Gather every line below where "pattern" appears.

══════════

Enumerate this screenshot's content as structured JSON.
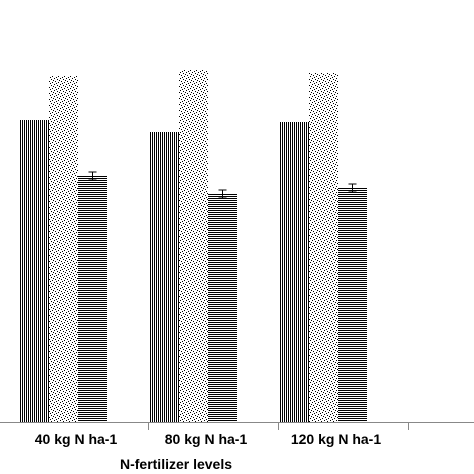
{
  "chart_data": {
    "type": "bar",
    "title": "",
    "xlabel": "N-fertilizer levels",
    "ylabel": "",
    "categories": [
      "40 kg N ha-1",
      "80 kg N ha-1",
      "120 kg N ha-1"
    ],
    "series": [
      {
        "pattern": "vertical-lines",
        "values": [
          302,
          290,
          300
        ],
        "errors": [
          0,
          0,
          0
        ]
      },
      {
        "pattern": "speckle",
        "values": [
          346,
          352,
          349
        ],
        "errors": [
          0,
          0,
          0
        ]
      },
      {
        "pattern": "horizontal-lines",
        "values": [
          246,
          228,
          234
        ],
        "errors": [
          4,
          4,
          4
        ]
      }
    ],
    "ylim": [
      0,
      370
    ],
    "grid": false,
    "legend": "none",
    "colors": {
      "bar_fill": "#000000",
      "bar_background": "#ffffff",
      "axis": "#888888"
    }
  }
}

══════════

RESULT OF THE EXERCISE =>
        "pattern": "vertical-lines",
        "pattern": "speckle",
        "pattern": "horizontal-lines",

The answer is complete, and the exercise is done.